• **Action item**: Copy every record word for word. Pictures are not part of the copy.

• **Data provided**:
╔══
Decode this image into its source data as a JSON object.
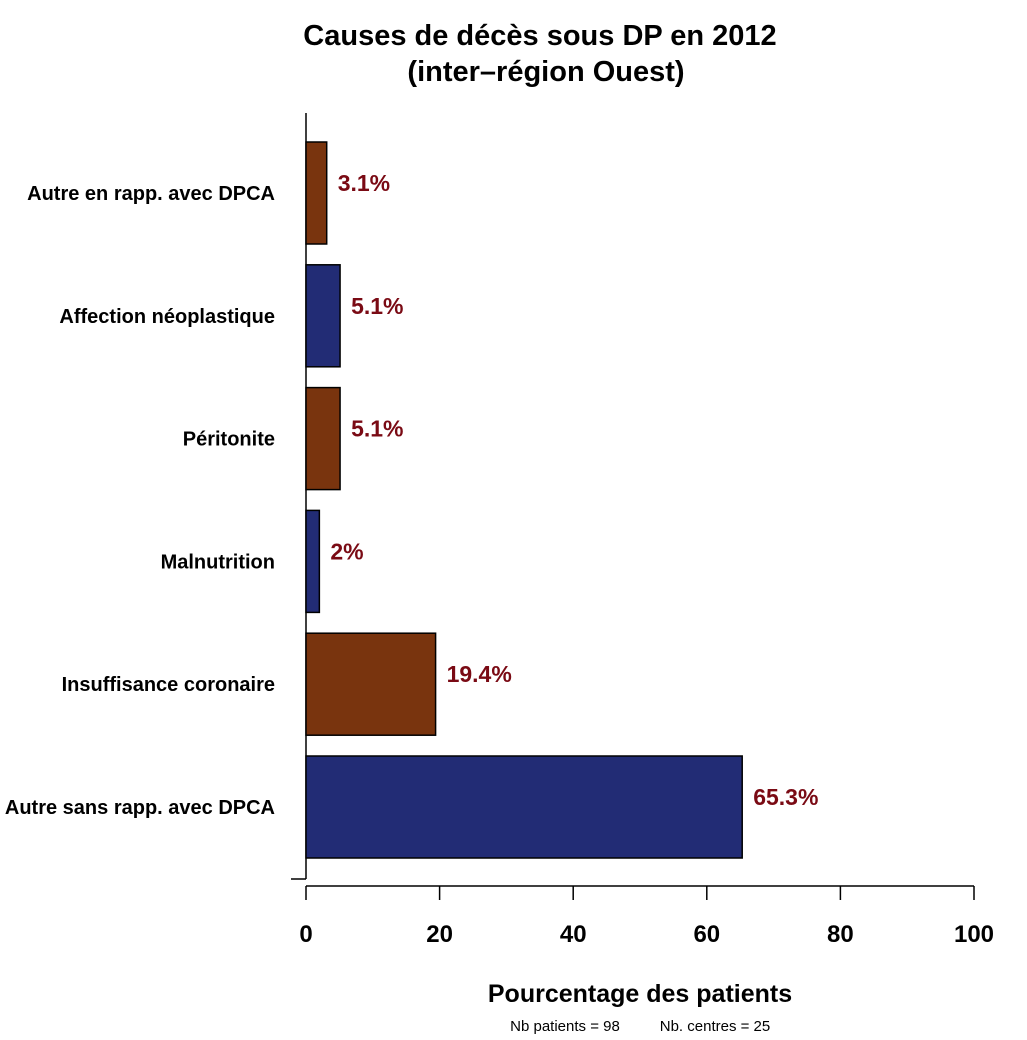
{
  "chart_data": {
    "type": "bar",
    "orientation": "horizontal",
    "title_line1": "Causes de décès sous DP en 2012",
    "title_line2": "(inter–région Ouest)",
    "xlabel": "Pourcentage des patients",
    "ylabel": "",
    "xlim": [
      0,
      100
    ],
    "x_ticks": [
      "0",
      "20",
      "40",
      "60",
      "80",
      "100"
    ],
    "categories": [
      "Autre en rapp. avec DPCA",
      "Affection néoplastique",
      "Péritonite",
      "Malnutrition",
      "Insuffisance coronaire",
      "Autre sans rapp. avec DPCA"
    ],
    "values": [
      3.1,
      5.1,
      5.1,
      2.0,
      19.4,
      65.3
    ],
    "value_labels": [
      "3.1%",
      "5.1%",
      "5.1%",
      "2%",
      "19.4%",
      "65.3%"
    ],
    "bar_colors": [
      "#79340e",
      "#222c75",
      "#79340e",
      "#222c75",
      "#79340e",
      "#222c75"
    ],
    "label_color": "#7a0a14",
    "grid": false,
    "legend": "none"
  },
  "footnote": {
    "patients": "Nb patients =  98",
    "centres": "Nb. centres =  25"
  }
}
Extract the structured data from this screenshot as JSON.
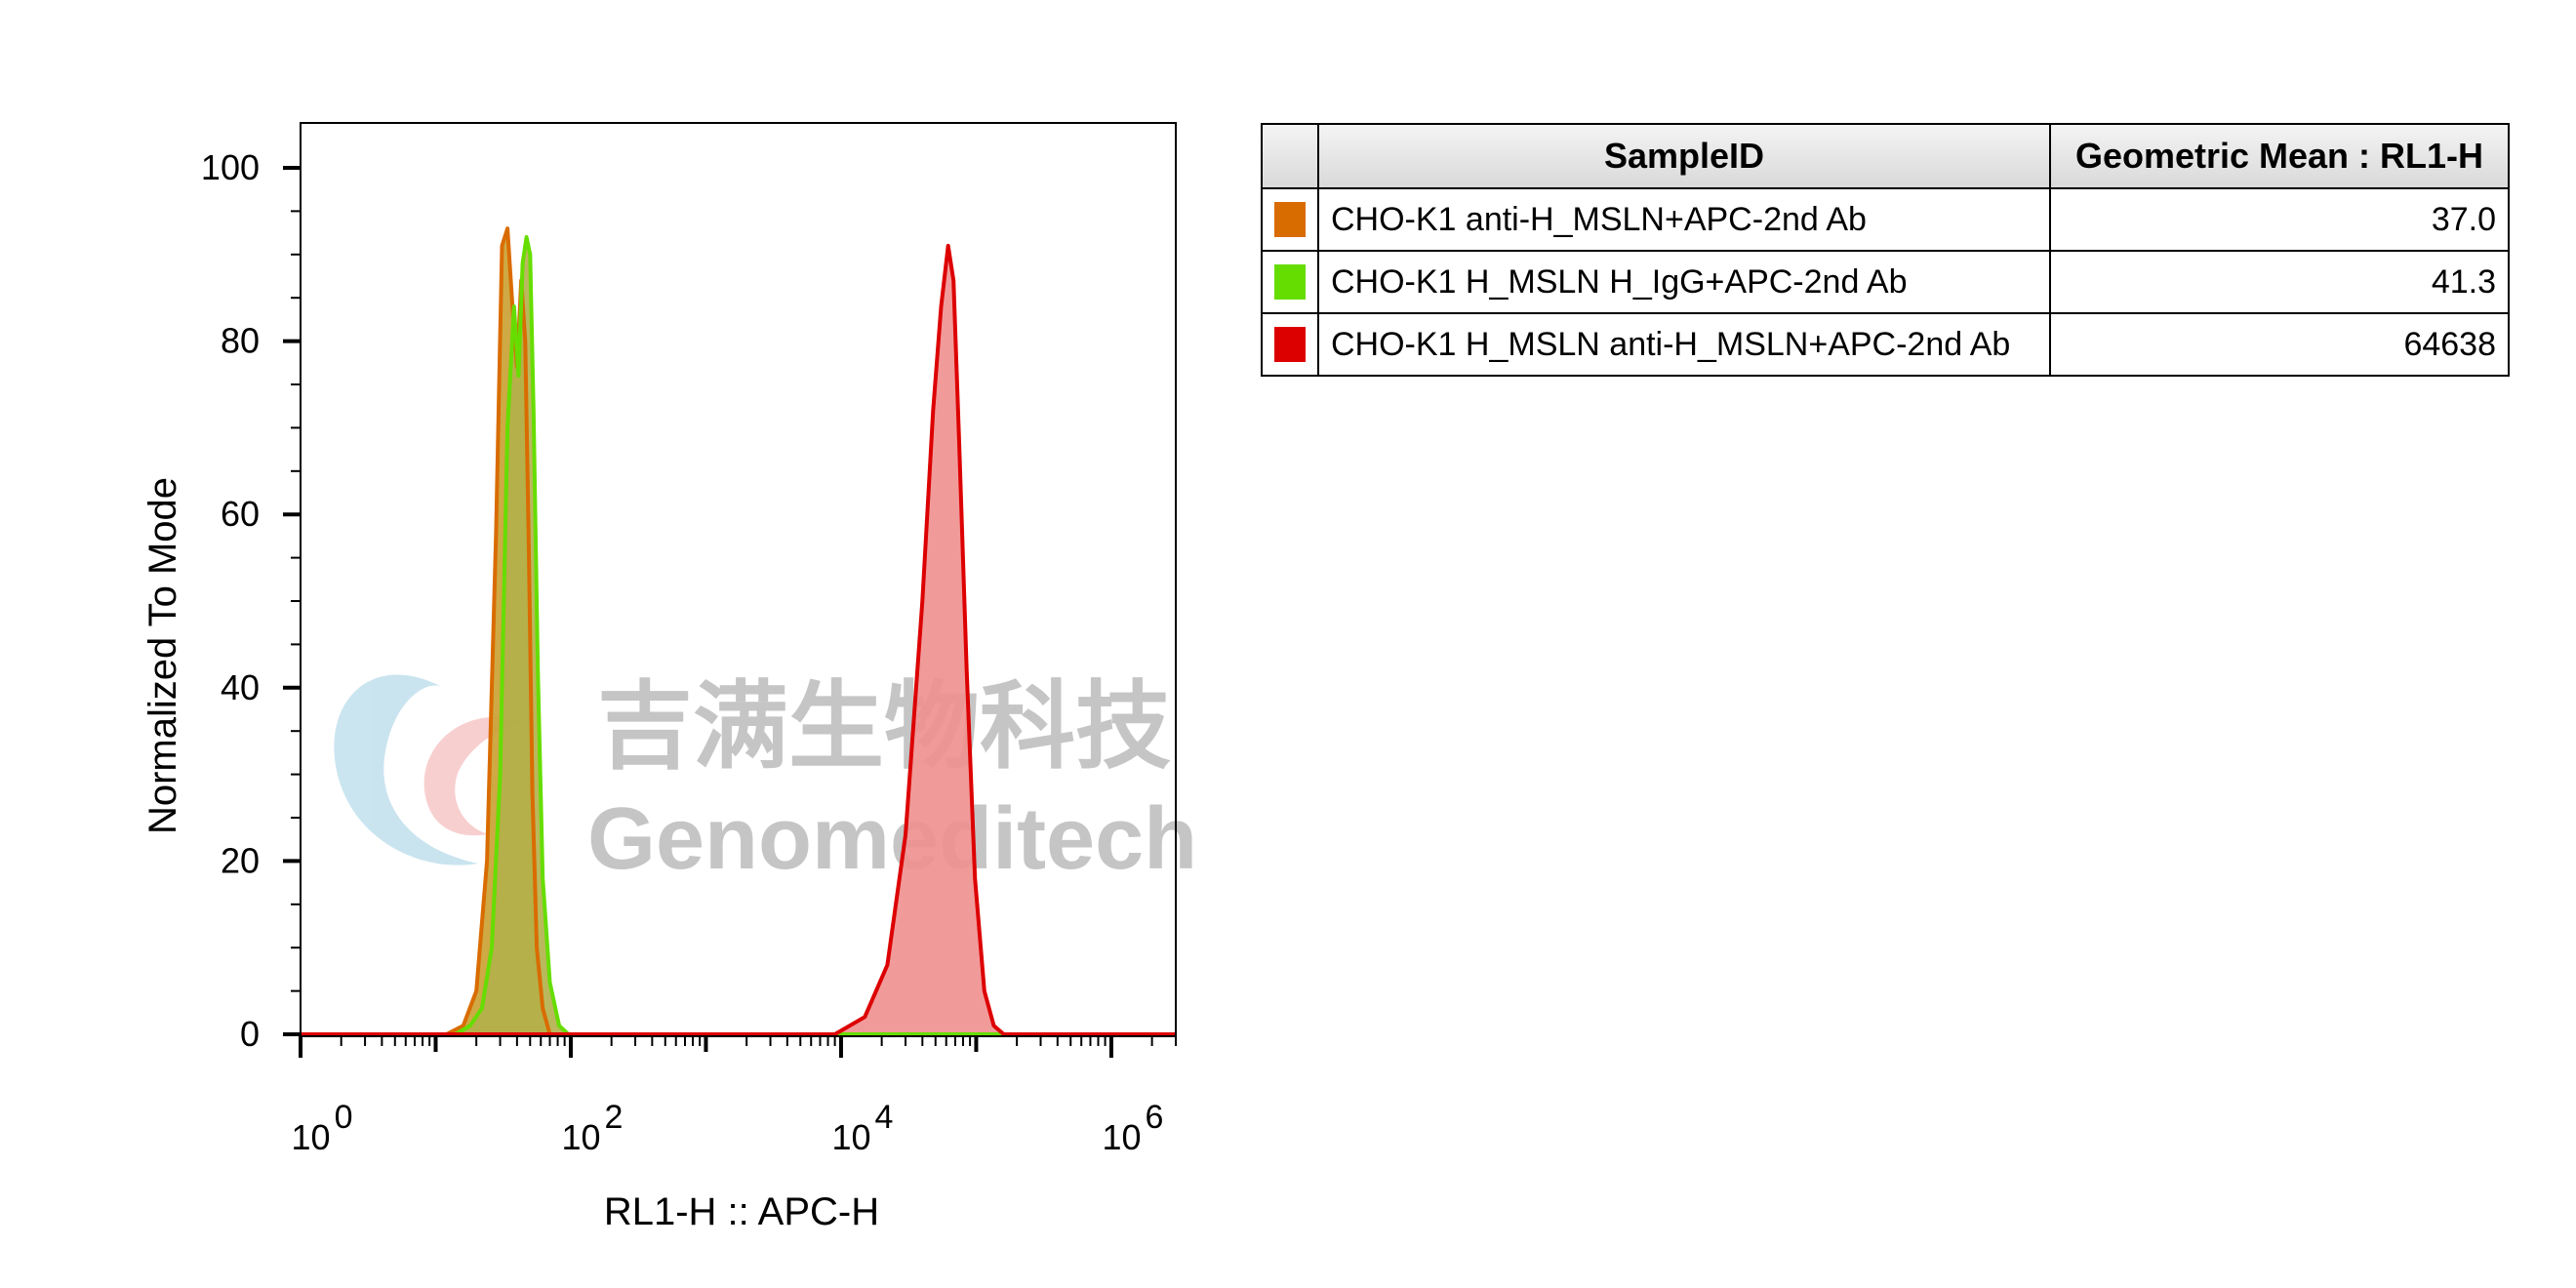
{
  "chart_data": {
    "type": "area",
    "title": "",
    "xlabel": "RL1-H :: APC-H",
    "ylabel": "Normalized To Mode",
    "x_scale": "log",
    "xlim": [
      1,
      3000000
    ],
    "ylim": [
      0,
      100
    ],
    "x_tick_labels": [
      {
        "value": 1,
        "base": "10",
        "exp": "0"
      },
      {
        "value": 100,
        "base": "10",
        "exp": "2"
      },
      {
        "value": 10000,
        "base": "10",
        "exp": "4"
      },
      {
        "value": 1000000,
        "base": "10",
        "exp": "6"
      }
    ],
    "y_ticks": [
      "0",
      "20",
      "40",
      "60",
      "80",
      "100"
    ],
    "grid": false,
    "legend_placement": "right",
    "series": [
      {
        "name": "CHO-K1 anti-H_MSLN+APC-2nd Ab",
        "color": "#d96c00",
        "fill": "#c9a030",
        "x": [
          1,
          12,
          16,
          20,
          24,
          28,
          31,
          34,
          37,
          40,
          43,
          46,
          49,
          52,
          56,
          62,
          70,
          3000000
        ],
        "y": [
          0,
          0,
          1,
          5,
          20,
          58,
          91,
          93,
          84,
          77,
          87,
          80,
          55,
          28,
          10,
          3,
          0,
          0
        ]
      },
      {
        "name": "CHO-K1 H_MSLN H_IgG+APC-2nd Ab",
        "color": "#66dd00",
        "fill": "#b3b04a",
        "x": [
          1,
          14,
          18,
          22,
          26,
          30,
          34,
          38,
          41,
          44,
          47,
          50,
          53,
          57,
          62,
          70,
          82,
          96,
          3000000
        ],
        "y": [
          0,
          0,
          1,
          3,
          10,
          30,
          70,
          84,
          76,
          89,
          92,
          90,
          72,
          42,
          18,
          6,
          1,
          0,
          0
        ]
      },
      {
        "name": "CHO-K1 H_MSLN anti-H_MSLN+APC-2nd Ab",
        "color": "#dd0000",
        "fill": "#f08f8f",
        "x": [
          1,
          9000,
          15000,
          22000,
          30000,
          40000,
          48000,
          55000,
          62000,
          68000,
          75000,
          85000,
          98000,
          115000,
          135000,
          160000,
          3000000
        ],
        "y": [
          0,
          0,
          2,
          8,
          23,
          50,
          72,
          84,
          91,
          87,
          68,
          42,
          18,
          5,
          1,
          0,
          0
        ]
      }
    ]
  },
  "table": {
    "header_sample": "SampleID",
    "header_mean": "Geometric Mean : RL1-H",
    "rows": [
      {
        "name": "CHO-K1 anti-H_MSLN+APC-2nd Ab",
        "value": "37.0",
        "color": "#d96c00"
      },
      {
        "name": "CHO-K1 H_MSLN H_IgG+APC-2nd Ab",
        "value": "41.3",
        "color": "#66dd00"
      },
      {
        "name": "CHO-K1 H_MSLN anti-H_MSLN+APC-2nd Ab",
        "value": "64638",
        "color": "#dd0000"
      }
    ]
  },
  "watermark": {
    "cn_text": "吉满生物科技",
    "en_text": "Genomeditech"
  }
}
╚══
• **Result**:
Decode this image into its source data as a JSON object.
{
  "chart_data": {
    "type": "bar",
    "orientation": "horizontal",
    "title_line1": "Causes de décès sous DP en 2012",
    "title_line2": "(inter–région Ouest)",
    "xlabel": "Pourcentage des patients",
    "ylabel": "",
    "xlim": [
      0,
      100
    ],
    "x_ticks": [
      "0",
      "20",
      "40",
      "60",
      "80",
      "100"
    ],
    "categories": [
      "Autre en rapp. avec DPCA",
      "Affection néoplastique",
      "Péritonite",
      "Malnutrition",
      "Insuffisance coronaire",
      "Autre sans rapp. avec DPCA"
    ],
    "values": [
      3.1,
      5.1,
      5.1,
      2.0,
      19.4,
      65.3
    ],
    "value_labels": [
      "3.1%",
      "5.1%",
      "5.1%",
      "2%",
      "19.4%",
      "65.3%"
    ],
    "bar_colors": [
      "#79340e",
      "#222c75",
      "#79340e",
      "#222c75",
      "#79340e",
      "#222c75"
    ],
    "label_color": "#7a0a14",
    "grid": false,
    "legend": "none"
  },
  "footnote": {
    "patients": "Nb patients =  98",
    "centres": "Nb. centres =  25"
  }
}
Extract the structured data from this screenshot as JSON.
{
  "chart_data": {
    "type": "area",
    "title": "",
    "xlabel": "RL1-H :: APC-H",
    "ylabel": "Normalized To Mode",
    "x_scale": "log",
    "xlim": [
      1,
      3000000
    ],
    "ylim": [
      0,
      100
    ],
    "x_tick_labels": [
      {
        "value": 1,
        "base": "10",
        "exp": "0"
      },
      {
        "value": 100,
        "base": "10",
        "exp": "2"
      },
      {
        "value": 10000,
        "base": "10",
        "exp": "4"
      },
      {
        "value": 1000000,
        "base": "10",
        "exp": "6"
      }
    ],
    "y_ticks": [
      "0",
      "20",
      "40",
      "60",
      "80",
      "100"
    ],
    "grid": false,
    "legend_placement": "right",
    "series": [
      {
        "name": "CHO-K1 anti-H_MSLN+APC-2nd Ab",
        "color": "#d96c00",
        "fill": "#c9a030",
        "x": [
          1,
          12,
          16,
          20,
          24,
          28,
          31,
          34,
          37,
          40,
          43,
          46,
          49,
          52,
          56,
          62,
          70,
          3000000
        ],
        "y": [
          0,
          0,
          1,
          5,
          20,
          58,
          91,
          93,
          84,
          77,
          87,
          80,
          55,
          28,
          10,
          3,
          0,
          0
        ]
      },
      {
        "name": "CHO-K1 H_MSLN H_IgG+APC-2nd Ab",
        "color": "#66dd00",
        "fill": "#b3b04a",
        "x": [
          1,
          14,
          18,
          22,
          26,
          30,
          34,
          38,
          41,
          44,
          47,
          50,
          53,
          57,
          62,
          70,
          82,
          96,
          3000000
        ],
        "y": [
          0,
          0,
          1,
          3,
          10,
          30,
          70,
          84,
          76,
          89,
          92,
          90,
          72,
          42,
          18,
          6,
          1,
          0,
          0
        ]
      },
      {
        "name": "CHO-K1 H_MSLN anti-H_MSLN+APC-2nd Ab",
        "color": "#dd0000",
        "fill": "#f08f8f",
        "x": [
          1,
          9000,
          15000,
          22000,
          30000,
          40000,
          48000,
          55000,
          62000,
          68000,
          75000,
          85000,
          98000,
          115000,
          135000,
          160000,
          3000000
        ],
        "y": [
          0,
          0,
          2,
          8,
          23,
          50,
          72,
          84,
          91,
          87,
          68,
          42,
          18,
          5,
          1,
          0,
          0
        ]
      }
    ]
  },
  "table": {
    "header_sample": "SampleID",
    "header_mean": "Geometric Mean : RL1-H",
    "rows": [
      {
        "name": "CHO-K1 anti-H_MSLN+APC-2nd Ab",
        "value": "37.0",
        "color": "#d96c00"
      },
      {
        "name": "CHO-K1 H_MSLN H_IgG+APC-2nd Ab",
        "value": "41.3",
        "color": "#66dd00"
      },
      {
        "name": "CHO-K1 H_MSLN anti-H_MSLN+APC-2nd Ab",
        "value": "64638",
        "color": "#dd0000"
      }
    ]
  },
  "watermark": {
    "cn_text": "吉满生物科技",
    "en_text": "Genomeditech"
  }
}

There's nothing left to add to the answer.